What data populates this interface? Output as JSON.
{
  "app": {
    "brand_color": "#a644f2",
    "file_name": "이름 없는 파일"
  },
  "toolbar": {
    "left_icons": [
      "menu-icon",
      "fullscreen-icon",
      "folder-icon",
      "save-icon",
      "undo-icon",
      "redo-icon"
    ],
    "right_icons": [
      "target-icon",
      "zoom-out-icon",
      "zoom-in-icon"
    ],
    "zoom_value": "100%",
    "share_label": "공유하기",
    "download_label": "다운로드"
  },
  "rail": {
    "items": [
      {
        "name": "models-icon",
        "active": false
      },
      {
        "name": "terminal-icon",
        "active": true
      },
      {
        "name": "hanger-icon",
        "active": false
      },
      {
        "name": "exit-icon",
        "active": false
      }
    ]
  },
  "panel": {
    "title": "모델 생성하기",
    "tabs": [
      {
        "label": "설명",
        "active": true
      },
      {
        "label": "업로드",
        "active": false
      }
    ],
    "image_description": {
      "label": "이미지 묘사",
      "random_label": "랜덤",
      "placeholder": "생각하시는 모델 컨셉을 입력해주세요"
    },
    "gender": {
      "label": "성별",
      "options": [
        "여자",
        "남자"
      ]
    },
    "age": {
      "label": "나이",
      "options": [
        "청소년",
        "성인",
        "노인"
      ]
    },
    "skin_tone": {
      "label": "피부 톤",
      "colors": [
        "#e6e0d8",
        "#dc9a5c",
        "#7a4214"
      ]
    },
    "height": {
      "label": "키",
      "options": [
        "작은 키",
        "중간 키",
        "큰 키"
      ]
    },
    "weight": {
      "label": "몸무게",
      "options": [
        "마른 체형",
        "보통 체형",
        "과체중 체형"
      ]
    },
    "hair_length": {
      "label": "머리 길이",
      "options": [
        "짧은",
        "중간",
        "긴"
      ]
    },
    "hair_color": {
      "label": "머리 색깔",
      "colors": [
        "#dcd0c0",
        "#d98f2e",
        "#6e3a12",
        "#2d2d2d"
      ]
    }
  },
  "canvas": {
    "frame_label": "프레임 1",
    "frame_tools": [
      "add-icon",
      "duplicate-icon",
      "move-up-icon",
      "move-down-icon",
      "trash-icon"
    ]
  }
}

What the task requires
Reproduce the complete data exactly as presented above.

Task output
What data populates this interface? Output as JSON.
{
  "app": {
    "brand_color": "#a644f2",
    "file_name": "이름 없는 파일"
  },
  "toolbar": {
    "left_icons": [
      "menu-icon",
      "fullscreen-icon",
      "folder-icon",
      "save-icon",
      "undo-icon",
      "redo-icon"
    ],
    "right_icons": [
      "target-icon",
      "zoom-out-icon",
      "zoom-in-icon"
    ],
    "zoom_value": "100%",
    "share_label": "공유하기",
    "download_label": "다운로드"
  },
  "rail": {
    "items": [
      {
        "name": "models-icon",
        "active": false
      },
      {
        "name": "terminal-icon",
        "active": true
      },
      {
        "name": "hanger-icon",
        "active": false
      },
      {
        "name": "exit-icon",
        "active": false
      }
    ]
  },
  "panel": {
    "title": "모델 생성하기",
    "tabs": [
      {
        "label": "설명",
        "active": true
      },
      {
        "label": "업로드",
        "active": false
      }
    ],
    "image_description": {
      "label": "이미지 묘사",
      "random_label": "랜덤",
      "placeholder": "생각하시는 모델 컨셉을 입력해주세요"
    },
    "gender": {
      "label": "성별",
      "options": [
        "여자",
        "남자"
      ]
    },
    "age": {
      "label": "나이",
      "options": [
        "청소년",
        "성인",
        "노인"
      ]
    },
    "skin_tone": {
      "label": "피부 톤",
      "colors": [
        "#e6e0d8",
        "#dc9a5c",
        "#7a4214"
      ]
    },
    "height": {
      "label": "키",
      "options": [
        "작은 키",
        "중간 키",
        "큰 키"
      ]
    },
    "weight": {
      "label": "몸무게",
      "options": [
        "마른 체형",
        "보통 체형",
        "과체중 체형"
      ]
    },
    "hair_length": {
      "label": "머리 길이",
      "options": [
        "짧은",
        "중간",
        "긴"
      ]
    },
    "hair_color": {
      "label": "머리 색깔",
      "colors": [
        "#dcd0c0",
        "#d98f2e",
        "#6e3a12",
        "#2d2d2d"
      ]
    }
  },
  "canvas": {
    "frame_label": "프레임 1",
    "frame_tools": [
      "add-icon",
      "duplicate-icon",
      "move-up-icon",
      "move-down-icon",
      "trash-icon"
    ]
  }
}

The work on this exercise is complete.